■ Task directions
Transcribe the material in full. Nothing should differ except that the pictures are left out.

■ Source records
►
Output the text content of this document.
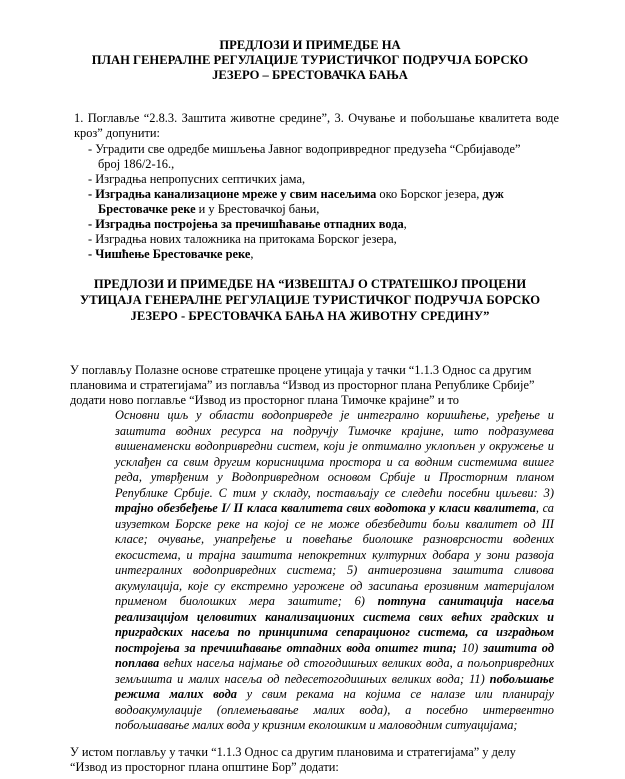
ПРЕДЛОЗИ И ПРИМЕДБЕ НА
ПЛАН ГЕНЕРАЛНЕ РЕГУЛАЦИЈЕ ТУРИСТИЧКОГ ПОДРУЧЈА БОРСКО
ЈЕЗЕРО – БРЕСТОВАЧКА БАЊА
1. Поглавље “2.8.3. Заштита животне средине”, 3. Очување и побољшање квалитета воде кроз” допунити:
- Уградити све одредбе мишљења Јавног водопривредног предузећа “Србијаводе”
број 186/2-16.,
- Изградња непропусних септичких јама,
- Изградња канализационе мреже у свим насељима око Борског језера, дуж
Брестовачке реке и у Брестовачкој бањи,
- Изградња постројења за пречишћавање отпадних вода,
- Изградња нових таложника на притокама Борског језера,
- Чишћење Брестовачке реке,
ПРЕДЛОЗИ И ПРИМЕДБЕ НА “ИЗВЕШТАЈ О СТРАТЕШКОЈ ПРОЦЕНИ
УТИЦАЈА ГЕНЕРАЛНЕ РЕГУЛАЦИЈЕ ТУРИСТИЧКОГ ПОДРУЧЈА БОРСКО
ЈЕЗЕРО - БРЕСТОВАЧКА БАЊА НА ЖИВОТНУ СРЕДИНУ”
У поглављу Полазне основе стратешке процене утицаја у тачки “1.1.3 Однос са другим плановима и стратегијама” из поглавља “Извод из просторног плана Републике Србије” додати ново поглавље “Извод из просторног плана Тимочке крајине” и то
Основни циљ у области водопривреде је интегрално коришћење, уређење и заштита водних ресурса на подручју Тимочке крајине, што подразумева вишенаменски водопривредни систем, који је оптимално уклопљен у окружење и усклађен са свим другим корисницима простора и са водним системима вишег реда, утврђеним у Водопривредном основом Србије и Просторним планом Републике Србије. С тим у складу, постављају се следећи посебни циљеви: 3) трајно обезбеђење I/ II класа квалитета свих водотока у класи квалитета, са изузетком Борске реке на којој се не може обезбедити бољи квалитет од III класе; очување, унапређење и повећање биолошке разноврсности водених екосистема, и трајна заштита непокретних културних добара у зони развоја интегралних водопривредних система; 5) антиерозивна заштита сливова акумулација, које су екстремно угрожене од засипања ерозивним материјалом применом биолошких мера заштите; 6) потпуна санитација насеља реализацијом целовитих канализационих система свих већих градских и приградских насеља по принципима сепарационог система, са изградњом постројења за пречишћавање отпадних вода општег типа; 10) заштита од поплава већих насеља најмање од стогодишњих великих вода, а пољопривредних земљишта и малих насеља од педесетогодишњих великих вода; 11) побољшање режима малих вода у свим рекама на којима се налазе или планирају водоакумулације (оплемењавање малих вода), а посебно интервентно побољшавање малих вода у кризним еколошким и маловодним ситуацијама;
У истом поглављу у тачки “1.1.3 Однос са другим плановима и стратегијама” у делу “Извод из просторног плана општине Бор” додати:
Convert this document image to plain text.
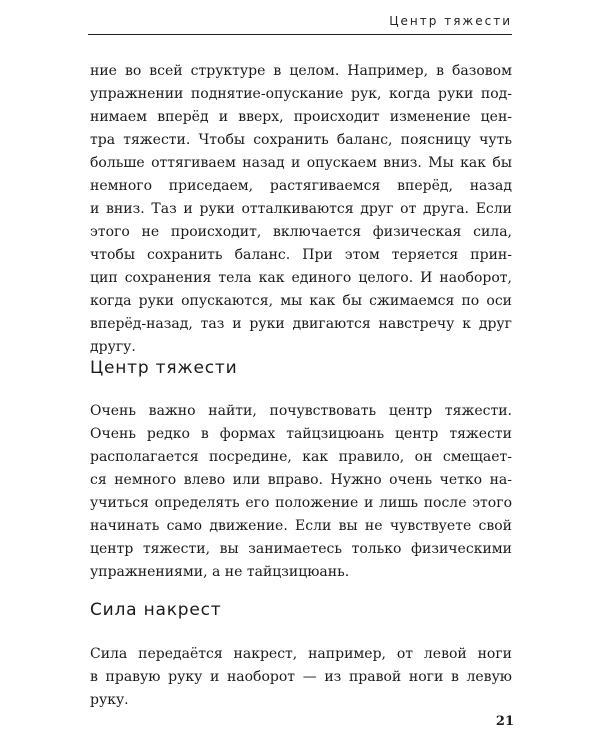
Центр тяжести
ние во всей структуре в целом. Например, в базовом
упражнении поднятие-опускание рук, когда руки под-
нимаем вперёд и вверх, происходит изменение цен-
тра тяжести. Чтобы сохранить баланс, поясницу чуть
больше оттягиваем назад и опускаем вниз. Мы как бы
немного приседаем, растягиваемся вперёд, назад
и вниз. Таз и руки отталкиваются друг от друга. Если
этого не происходит, включается физическая сила,
чтобы сохранить баланс. При этом теряется прин-
цип сохранения тела как единого целого. И наоборот,
когда руки опускаются, мы как бы сжимаемся по оси
вперёд-назад, таз и руки двигаются навстречу к друг
другу.
Центр тяжести
Очень важно найти, почувствовать центр тяжести.
Очень редко в формах тайцзицюань центр тяжести
располагается посредине, как правило, он смещает-
ся немного влево или вправо. Нужно очень четко на-
учиться определять его положение и лишь после этого
начинать само движение. Если вы не чувствуете свой
центр тяжести, вы занимаетесь только физическими
упражнениями, а не тайцзицюань.
Сила накрест
Сила передаётся накрест, например, от левой ноги
в правую руку и наоборот — из правой ноги в левую
руку.
21
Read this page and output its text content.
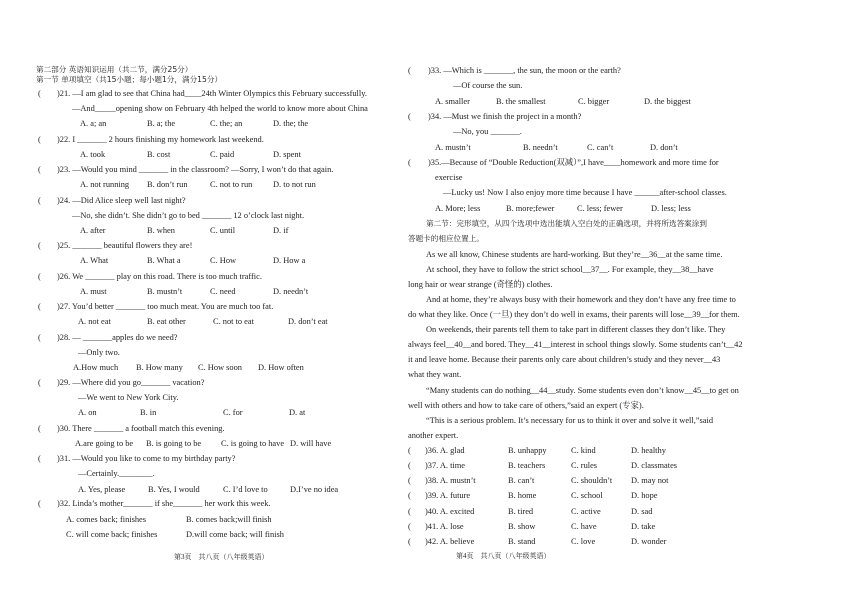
第二部分 英语知识运用（共二节，满分25分）
第一节 单项填空（共15小题；每小题1分，满分15分）
( )21. —I am glad to see that China had____24th Winter Olympics this February successfully.
—And_____opening show on February 4th helped the world to know more about China
A. a; an	B. a; the	C. the; an	D. the; the
( )22. I _______ 2 hours finishing my homework last weekend.
A. took	B. cost	C. paid	D. spent
( )23. —Would you mind _______ in the classroom? —Sorry, I won’t do that again.
A. not running B. don’t run	C. not to run D. to not run
( )24. —Did Alice sleep well last night?
—No, she didn’t. She didn’t go to bed _______ 12 o’clock last night.
A. after	B. when	C. until	D. if
( )25. _______ beautiful flowers they are!
A. What	B. What a	C. How	D. How a
( )26. We _______ play on this road. There is too much traffic.
A. must	B. mustn’t	C. need	D. needn’t
( )27. You’d better _______ too much meat. You are much too fat.
A. not eat	B. eat other	C. not to eat	D. don’t eat
( )28. — _______apples do we need?
—Only two.
A.How much B. How many C. How soon D. How often
( )29. —Where did you go_______ vacation?
—We went to New York City.
A. on	B. in	C. for	D. at
( )30. There _______ a football match this evening.
A.are going to be B. is going to be C. is going to have D. will have
( )31. —Would you like to come to my birthday party?
—Certainly.________.
A. Yes, please	B. Yes, I would	C. I’d love to	D.I’ve no idea
( )32. Linda’s mother_______ if she_______ her work this week.
A. comes back; finishes	B. comes back;will finish
C. will come back; finishes	D.will come back; will finish
第3页　共八页（八年级英语）
( )33. —Which is _______, the sun, the moon or the earth?
—Of course the sun.
A. smaller	B. the smallest	C. bigger	D. the biggest
( )34. —Must we finish the project in a month?
—No, you _______.
A. mustn’t	B. needn’t	C. can’t	D. don’t
( )35.—Because of “Double Reduction(双减）”,I have____homework and more time for
exercise
—Lucky us! Now I also enjoy more time because I have ______after-school classes.
A. More; less	B. more;fewer	C. less; fewer	D. less; less
第二节：完形填空，从四个选项中选出能填入空白处的正确选项，并将所选答案涂到
答题卡的相应位置上。
As we all know, Chinese students are hard-working. But they’re__36__at the same time.
At school, they have to follow the strict school__37__. For example, they__38__have
long hair or wear strange (奇怪的) clothes.
And at home, they’re always busy with their homework and they don’t have any free time to
do what they like. Once (一旦) they don’t do well in exams, their parents will lose__39__for them.
On weekends, their parents tell them to take part in different classes they don’t like. They
always feel__40__and bored. They__41__interest in school things slowly. Some students can’t__42
it and leave home. Because their parents only care about children’s study and they never__43
what they want.
“Many students can do nothing__44__study. Some students even don’t know__45__to get on
well with others and how to take care of others,”said an expert (专家).
“This is a serious problem. It’s necessary for us to think it over and solve it well,”said
another expert.
( )36. A. glad	B. unhappy	C. kind	D. healthy
( )37. A. time	B. teachers	C. rules	D. classmates
( )38. A. mustn’t	B. can’t	C. shouldn’t D. may not
( )39. A. future	B. home	C. school	D. hope
( )40. A. excited	B. tired	C. active	D. sad
( )41. A. lose	B. show	C. have	D. take
( )42. A. believe	B. stand	C. love	D. wonder
第4页　共八页（八年级英语）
◄
■ Output of the task
Output the text content of this document.
ПРЕДЛОЗИ И ПРИМЕДБЕ НА
ПЛАН ГЕНЕРАЛНЕ РЕГУЛАЦИЈЕ ТУРИСТИЧКОГ ПОДРУЧЈА БОРСКО
ЈЕЗЕРО – БРЕСТОВАЧКА БАЊА
1. Поглавље “2.8.3. Заштита животне средине”, 3. Очување и побољшање квалитета воде кроз” допунити:
- Уградити све одредбе мишљења Јавног водопривредног предузећа “Србијаводе”
број 186/2-16.,
- Изградња непропусних септичких јама,
- Изградња канализационе мреже у свим насељима око Борског језера, дуж
Брестовачке реке и у Брестовачкој бањи,
- Изградња постројења за пречишћавање отпадних вода,
- Изградња нових таложника на притокама Борског језера,
- Чишћење Брестовачке реке,
ПРЕДЛОЗИ И ПРИМЕДБЕ НА “ИЗВЕШТАЈ О СТРАТЕШКОЈ ПРОЦЕНИ
УТИЦАЈА ГЕНЕРАЛНЕ РЕГУЛАЦИЈЕ ТУРИСТИЧКОГ ПОДРУЧЈА БОРСКО
ЈЕЗЕРО - БРЕСТОВАЧКА БАЊА НА ЖИВОТНУ СРЕДИНУ”
У поглављу Полазне основе стратешке процене утицаја у тачки “1.1.3 Однос са другим плановима и стратегијама” из поглавља “Извод из просторног плана Републике Србије” додати ново поглавље “Извод из просторног плана Тимочке крајине” и то
Основни циљ у области водопривреде је интегрално коришћење, уређење и заштита водних ресурса на подручју Тимочке крајине, што подразумева вишенаменски водопривредни систем, који је оптимално уклопљен у окружење и усклађен са свим другим корисницима простора и са водним системима вишег реда, утврђеним у Водопривредном основом Србије и Просторним планом Републике Србије. С тим у складу, постављају се следећи посебни циљеви: 3) трајно обезбеђење I/ II класа квалитета свих водотока у класи квалитета, са изузетком Борске реке на којој се не може обезбедити бољи квалитет од III класе; очување, унапређење и повећање биолошке разноврсности водених екосистема, и трајна заштита непокретних културних добара у зони развоја интегралних водопривредних система; 5) антиерозивна заштита сливова акумулација, које су екстремно угрожене од засипања ерозивним материјалом применом биолошких мера заштите; 6) потпуна санитација насеља реализацијом целовитих канализационих система свих већих градских и приградских насеља по принципима сепарационог система, са изградњом постројења за пречишћавање отпадних вода општег типа; 10) заштита од поплава већих насеља најмање од стогодишњих великих вода, а пољопривредних земљишта и малих насеља од педесетогодишњих великих вода; 11) побољшање режима малих вода у свим рекама на којима се налазе или планирају водоакумулације (оплемењавање малих вода), а посебно интервентно побољшавање малих вода у кризним еколошким и маловодним ситуацијама;
У истом поглављу у тачки “1.1.3 Однос са другим плановима и стратегијама” у делу “Извод из просторног плана општине Бор” додати:
Convert this document image to plain text.
Центр тяжести
ние во всей структуре в целом. Например, в базовом
упражнении поднятие-опускание рук, когда руки под-
нимаем вперёд и вверх, происходит изменение цен-
тра тяжести. Чтобы сохранить баланс, поясницу чуть
больше оттягиваем назад и опускаем вниз. Мы как бы
немного приседаем, растягиваемся вперёд, назад
и вниз. Таз и руки отталкиваются друг от друга. Если
этого не происходит, включается физическая сила,
чтобы сохранить баланс. При этом теряется прин-
цип сохранения тела как единого целого. И наоборот,
когда руки опускаются, мы как бы сжимаемся по оси
вперёд-назад, таз и руки двигаются навстречу к друг
другу.
Центр тяжести
Очень важно найти, почувствовать центр тяжести.
Очень редко в формах тайцзицюань центр тяжести
располагается посредине, как правило, он смещает-
ся немного влево или вправо. Нужно очень четко на-
учиться определять его положение и лишь после этого
начинать само движение. Если вы не чувствуете свой
центр тяжести, вы занимаетесь только физическими
упражнениями, а не тайцзицюань.
Сила накрест
Сила передаётся накрест, например, от левой ноги
в правую руку и наоборот — из правой ноги в левую
руку.
21
Read this page and output its text content.
第二部分 英语知识运用（共二节，满分25分）
第一节 单项填空（共15小题；每小题1分，满分15分）
( )21. —I am glad to see that China had____24th Winter Olympics this February successfully.
—And_____opening show on February 4th helped the world to know more about China
A. a; an	B. a; the	C. the; an	D. the; the
( )22. I _______ 2 hours finishing my homework last weekend.
A. took	B. cost	C. paid	D. spent
( )23. —Would you mind _______ in the classroom? —Sorry, I won’t do that again.
A. not running B. don’t run	C. not to run D. to not run
( )24. —Did Alice sleep well last night?
—No, she didn’t. She didn’t go to bed _______ 12 o’clock last night.
A. after	B. when	C. until	D. if
( )25. _______ beautiful flowers they are!
A. What	B. What a	C. How	D. How a
( )26. We _______ play on this road. There is too much traffic.
A. must	B. mustn’t	C. need	D. needn’t
( )27. You’d better _______ too much meat. You are much too fat.
A. not eat	B. eat other	C. not to eat	D. don’t eat
( )28. — _______apples do we need?
—Only two.
A.How much B. How many C. How soon D. How often
( )29. —Where did you go_______ vacation?
—We went to New York City.
A. on	B. in	C. for	D. at
( )30. There _______ a football match this evening.
A.are going to be B. is going to be C. is going to have D. will have
( )31. —Would you like to come to my birthday party?
—Certainly.________.
A. Yes, please	B. Yes, I would	C. I’d love to	D.I’ve no idea
( )32. Linda’s mother_______ if she_______ her work this week.
A. comes back; finishes	B. comes back;will finish
C. will come back; finishes	D.will come back; will finish
第3页　共八页（八年级英语）
( )33. —Which is _______, the sun, the moon or the earth?
—Of course the sun.
A. smaller	B. the smallest	C. bigger	D. the biggest
( )34. —Must we finish the project in a month?
—No, you _______.
A. mustn’t	B. needn’t	C. can’t	D. don’t
( )35.—Because of “Double Reduction(双减）”,I have____homework and more time for
exercise
—Lucky us! Now I also enjoy more time because I have ______after-school classes.
A. More; less	B. more;fewer	C. less; fewer	D. less; less
第二节：完形填空，从四个选项中选出能填入空白处的正确选项，并将所选答案涂到
答题卡的相应位置上。
As we all know, Chinese students are hard-working. But they’re__36__at the same time.
At school, they have to follow the strict school__37__. For example, they__38__have
long hair or wear strange (奇怪的) clothes.
And at home, they’re always busy with their homework and they don’t have any free time to
do what they like. Once (一旦) they don’t do well in exams, their parents will lose__39__for them.
On weekends, their parents tell them to take part in different classes they don’t like. They
always feel__40__and bored. They__41__interest in school things slowly. Some students can’t__42
it and leave home. Because their parents only care about children’s study and they never__43
what they want.
“Many students can do nothing__44__study. Some students even don’t know__45__to get on
well with others and how to take care of others,”said an expert (专家).
“This is a serious problem. It’s necessary for us to think it over and solve it well,”said
another expert.
( )36. A. glad	B. unhappy	C. kind	D. healthy
( )37. A. time	B. teachers	C. rules	D. classmates
( )38. A. mustn’t	B. can’t	C. shouldn’t D. may not
( )39. A. future	B. home	C. school	D. hope
( )40. A. excited	B. tired	C. active	D. sad
( )41. A. lose	B. show	C. have	D. take
( )42. A. believe	B. stand	C. love	D. wonder
第4页　共八页（八年级英语）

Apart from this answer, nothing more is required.